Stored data
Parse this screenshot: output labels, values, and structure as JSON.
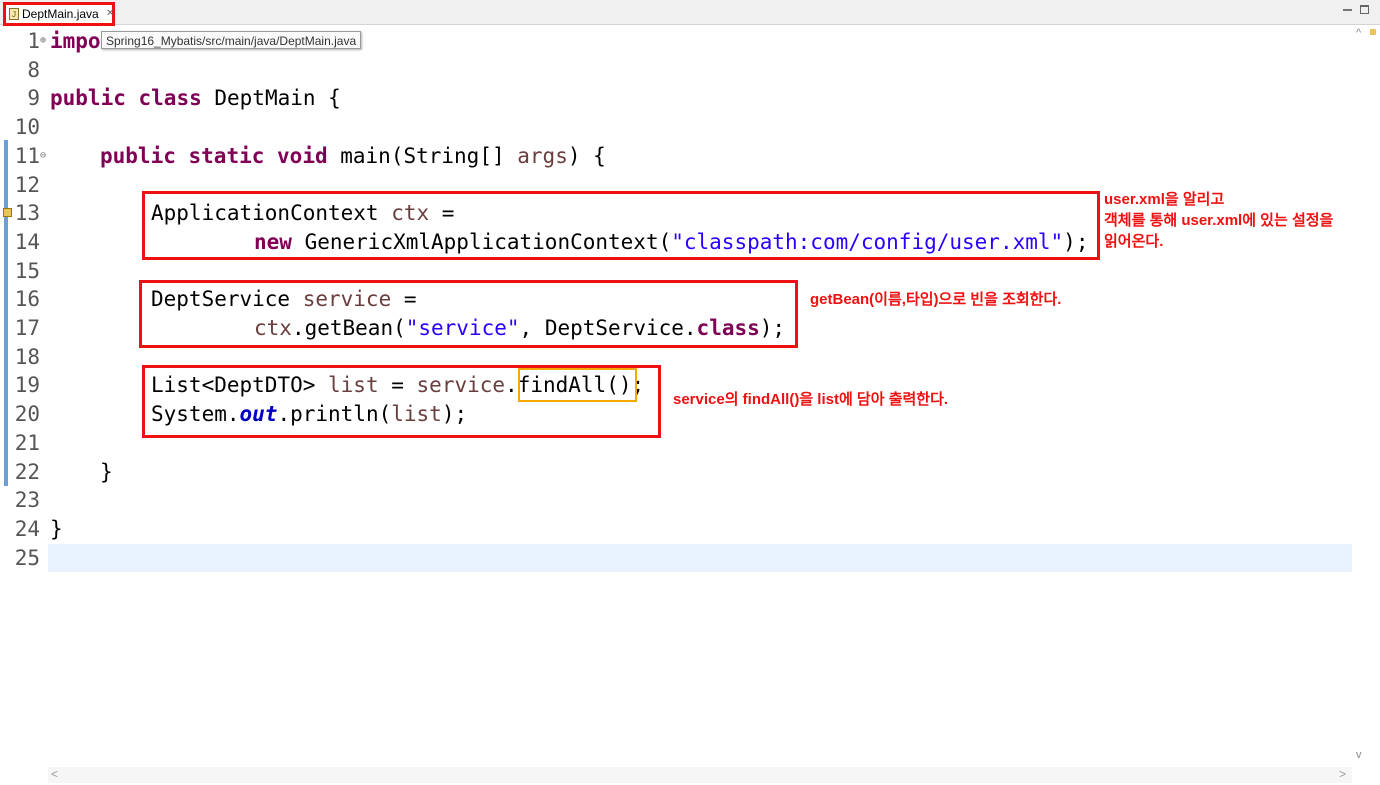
{
  "tab": {
    "icon": "java-file-icon",
    "name": "DeptMain.java",
    "close": "✕"
  },
  "tooltip": "Spring16_Mybatis/src/main/java/DeptMain.java",
  "line_numbers": [
    "1",
    "8",
    "9",
    "10",
    "11",
    "12",
    "13",
    "14",
    "15",
    "16",
    "17",
    "18",
    "19",
    "20",
    "21",
    "22",
    "23",
    "24",
    "25"
  ],
  "code": {
    "l1": {
      "kw": "impo"
    },
    "l9": {
      "kw1": "public",
      "kw2": "class",
      "rest": " DeptMain {"
    },
    "l11": {
      "kw1": "public",
      "kw2": "static",
      "kw3": "void",
      "rest1": " main(String[] ",
      "var": "args",
      "rest2": ") {"
    },
    "l13": {
      "pre": "ApplicationContext ",
      "var": "ctx",
      "post": " ="
    },
    "l14": {
      "kw": "new",
      "pre": " GenericXmlApplicationContext(",
      "str": "\"classpath:com/config/user.xml\"",
      "post": ");"
    },
    "l16": {
      "pre": "DeptService ",
      "var": "service",
      "post": " ="
    },
    "l17": {
      "var": "ctx",
      "pre": ".getBean(",
      "str": "\"service\"",
      "mid": ", DeptService.",
      "kw": "class",
      "post": ");"
    },
    "l19": {
      "pre": "List<DeptDTO> ",
      "var1": "list",
      "mid": " = ",
      "var2": "service",
      "post": ".findAll();"
    },
    "l20": {
      "pre": "System.",
      "field": "out",
      "mid": ".println(",
      "var": "list",
      "post": ");"
    },
    "l22": {
      "text": "}"
    },
    "l24": {
      "text": "}"
    }
  },
  "notes": {
    "n1_l1": "user.xml을 알리고",
    "n1_l2": "객체를 통해 user.xml에 있는 설정을",
    "n1_l3": "읽어온다.",
    "n2": "getBean(이름,타입)으로 빈을 조회한다.",
    "n3": "service의 findAll()을 list에 담아 출력한다."
  },
  "colors": {
    "keyword": "#7f0055",
    "string": "#2a00ff",
    "variable": "#6a3e3e",
    "field": "#0000c0",
    "annotation": "#ee1111",
    "highlight": "#f2a900",
    "current_line": "#e8f2fe"
  }
}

- [WHAT IS REQUIRED] Print every record above exactly as written, leaving out the pictures.

- [WRITTEN REPLY]
Parse this screenshot: output labels, values, and structure as JSON.
{
  "tab": {
    "icon": "java-file-icon",
    "name": "DeptMain.java",
    "close": "✕"
  },
  "tooltip": "Spring16_Mybatis/src/main/java/DeptMain.java",
  "line_numbers": [
    "1",
    "8",
    "9",
    "10",
    "11",
    "12",
    "13",
    "14",
    "15",
    "16",
    "17",
    "18",
    "19",
    "20",
    "21",
    "22",
    "23",
    "24",
    "25"
  ],
  "code": {
    "l1": {
      "kw": "impo"
    },
    "l9": {
      "kw1": "public",
      "kw2": "class",
      "rest": " DeptMain {"
    },
    "l11": {
      "kw1": "public",
      "kw2": "static",
      "kw3": "void",
      "rest1": " main(String[] ",
      "var": "args",
      "rest2": ") {"
    },
    "l13": {
      "pre": "ApplicationContext ",
      "var": "ctx",
      "post": " ="
    },
    "l14": {
      "kw": "new",
      "pre": " GenericXmlApplicationContext(",
      "str": "\"classpath:com/config/user.xml\"",
      "post": ");"
    },
    "l16": {
      "pre": "DeptService ",
      "var": "service",
      "post": " ="
    },
    "l17": {
      "var": "ctx",
      "pre": ".getBean(",
      "str": "\"service\"",
      "mid": ", DeptService.",
      "kw": "class",
      "post": ");"
    },
    "l19": {
      "pre": "List<DeptDTO> ",
      "var1": "list",
      "mid": " = ",
      "var2": "service",
      "post": ".findAll();"
    },
    "l20": {
      "pre": "System.",
      "field": "out",
      "mid": ".println(",
      "var": "list",
      "post": ");"
    },
    "l22": {
      "text": "}"
    },
    "l24": {
      "text": "}"
    }
  },
  "notes": {
    "n1_l1": "user.xml을 알리고",
    "n1_l2": "객체를 통해 user.xml에 있는 설정을",
    "n1_l3": "읽어온다.",
    "n2": "getBean(이름,타입)으로 빈을 조회한다.",
    "n3": "service의 findAll()을 list에 담아 출력한다."
  },
  "colors": {
    "keyword": "#7f0055",
    "string": "#2a00ff",
    "variable": "#6a3e3e",
    "field": "#0000c0",
    "annotation": "#ee1111",
    "highlight": "#f2a900",
    "current_line": "#e8f2fe"
  }
}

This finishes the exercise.